WHAT IS BEING ASKED:
Scan the entries below and count the lines holding the string "driving". Supply only the number.

[Collected data]

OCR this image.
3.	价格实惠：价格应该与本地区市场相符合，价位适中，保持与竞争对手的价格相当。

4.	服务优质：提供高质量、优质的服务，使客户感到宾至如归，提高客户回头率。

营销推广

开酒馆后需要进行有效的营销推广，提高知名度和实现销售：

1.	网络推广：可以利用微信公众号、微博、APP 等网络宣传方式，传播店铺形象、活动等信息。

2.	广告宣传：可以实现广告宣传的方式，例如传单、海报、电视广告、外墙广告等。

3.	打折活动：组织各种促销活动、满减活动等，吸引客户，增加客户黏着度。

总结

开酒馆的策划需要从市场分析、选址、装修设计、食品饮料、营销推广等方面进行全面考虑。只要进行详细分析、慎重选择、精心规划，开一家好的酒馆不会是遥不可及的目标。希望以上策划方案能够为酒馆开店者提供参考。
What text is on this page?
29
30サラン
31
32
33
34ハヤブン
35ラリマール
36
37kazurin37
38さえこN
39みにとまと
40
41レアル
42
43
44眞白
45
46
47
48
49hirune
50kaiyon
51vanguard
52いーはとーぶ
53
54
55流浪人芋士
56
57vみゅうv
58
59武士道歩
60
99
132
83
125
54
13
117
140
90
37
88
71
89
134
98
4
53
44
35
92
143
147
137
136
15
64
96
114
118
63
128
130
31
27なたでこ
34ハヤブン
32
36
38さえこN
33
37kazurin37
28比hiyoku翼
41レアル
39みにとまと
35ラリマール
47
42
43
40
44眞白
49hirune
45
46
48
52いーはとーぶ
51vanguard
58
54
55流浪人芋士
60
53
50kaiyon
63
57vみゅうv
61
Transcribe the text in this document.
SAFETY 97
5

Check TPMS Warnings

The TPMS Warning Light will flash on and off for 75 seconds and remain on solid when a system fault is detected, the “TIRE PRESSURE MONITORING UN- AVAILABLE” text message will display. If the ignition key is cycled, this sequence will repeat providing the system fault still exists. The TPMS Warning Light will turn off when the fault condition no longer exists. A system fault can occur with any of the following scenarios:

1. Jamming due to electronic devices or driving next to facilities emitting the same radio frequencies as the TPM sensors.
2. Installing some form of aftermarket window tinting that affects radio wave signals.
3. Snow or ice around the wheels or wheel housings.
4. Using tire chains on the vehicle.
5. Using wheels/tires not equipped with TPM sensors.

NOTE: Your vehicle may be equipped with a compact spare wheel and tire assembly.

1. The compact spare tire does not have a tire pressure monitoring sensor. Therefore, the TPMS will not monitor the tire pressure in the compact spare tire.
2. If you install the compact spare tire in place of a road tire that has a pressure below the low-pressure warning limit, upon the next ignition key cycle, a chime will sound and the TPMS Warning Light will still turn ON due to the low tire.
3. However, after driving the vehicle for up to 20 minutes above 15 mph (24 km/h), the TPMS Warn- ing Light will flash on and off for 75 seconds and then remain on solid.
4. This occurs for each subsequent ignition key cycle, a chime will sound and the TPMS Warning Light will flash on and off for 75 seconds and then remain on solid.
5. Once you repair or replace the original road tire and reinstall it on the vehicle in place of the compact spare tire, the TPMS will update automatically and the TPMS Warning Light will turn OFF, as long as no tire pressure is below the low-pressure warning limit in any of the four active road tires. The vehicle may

SOLUTION TO THE PROBLEM:
2